##### Dataset #####

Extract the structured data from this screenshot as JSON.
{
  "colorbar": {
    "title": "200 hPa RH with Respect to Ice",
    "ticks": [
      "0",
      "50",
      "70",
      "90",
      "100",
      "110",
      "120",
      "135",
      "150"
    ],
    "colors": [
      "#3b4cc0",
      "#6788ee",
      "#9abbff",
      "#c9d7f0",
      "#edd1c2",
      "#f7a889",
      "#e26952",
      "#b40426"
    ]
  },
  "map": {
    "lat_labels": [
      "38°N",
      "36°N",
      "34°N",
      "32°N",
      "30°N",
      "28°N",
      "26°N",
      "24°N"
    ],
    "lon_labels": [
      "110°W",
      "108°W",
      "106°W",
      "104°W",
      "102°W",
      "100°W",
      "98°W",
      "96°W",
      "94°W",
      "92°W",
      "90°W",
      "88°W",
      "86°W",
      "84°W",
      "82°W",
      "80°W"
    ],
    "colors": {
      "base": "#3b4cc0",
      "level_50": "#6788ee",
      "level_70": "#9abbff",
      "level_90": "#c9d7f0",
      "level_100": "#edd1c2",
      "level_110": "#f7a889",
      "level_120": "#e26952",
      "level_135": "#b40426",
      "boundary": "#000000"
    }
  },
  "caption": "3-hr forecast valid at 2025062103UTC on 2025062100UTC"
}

#####

**Goal of the exercise**
Nothing should be left out: return all of the records exactly.

**Solution below**
Extract the structured data from this screenshot as JSON.
{
  "colorbar": {
    "title": "200 hPa RH with Respect to Ice",
    "ticks": [
      "0",
      "50",
      "70",
      "90",
      "100",
      "110",
      "120",
      "135",
      "150"
    ],
    "colors": [
      "#3b4cc0",
      "#6788ee",
      "#9abbff",
      "#c9d7f0",
      "#edd1c2",
      "#f7a889",
      "#e26952",
      "#b40426"
    ]
  },
  "map": {
    "lat_labels": [
      "38°N",
      "36°N",
      "34°N",
      "32°N",
      "30°N",
      "28°N",
      "26°N",
      "24°N"
    ],
    "lon_labels": [
      "110°W",
      "108°W",
      "106°W",
      "104°W",
      "102°W",
      "100°W",
      "98°W",
      "96°W",
      "94°W",
      "92°W",
      "90°W",
      "88°W",
      "86°W",
      "84°W",
      "82°W",
      "80°W"
    ],
    "colors": {
      "base": "#3b4cc0",
      "level_50": "#6788ee",
      "level_70": "#9abbff",
      "level_90": "#c9d7f0",
      "level_100": "#edd1c2",
      "level_110": "#f7a889",
      "level_120": "#e26952",
      "level_135": "#b40426",
      "boundary": "#000000"
    }
  },
  "caption": "3-hr forecast valid at 2025062103UTC on 2025062100UTC"
}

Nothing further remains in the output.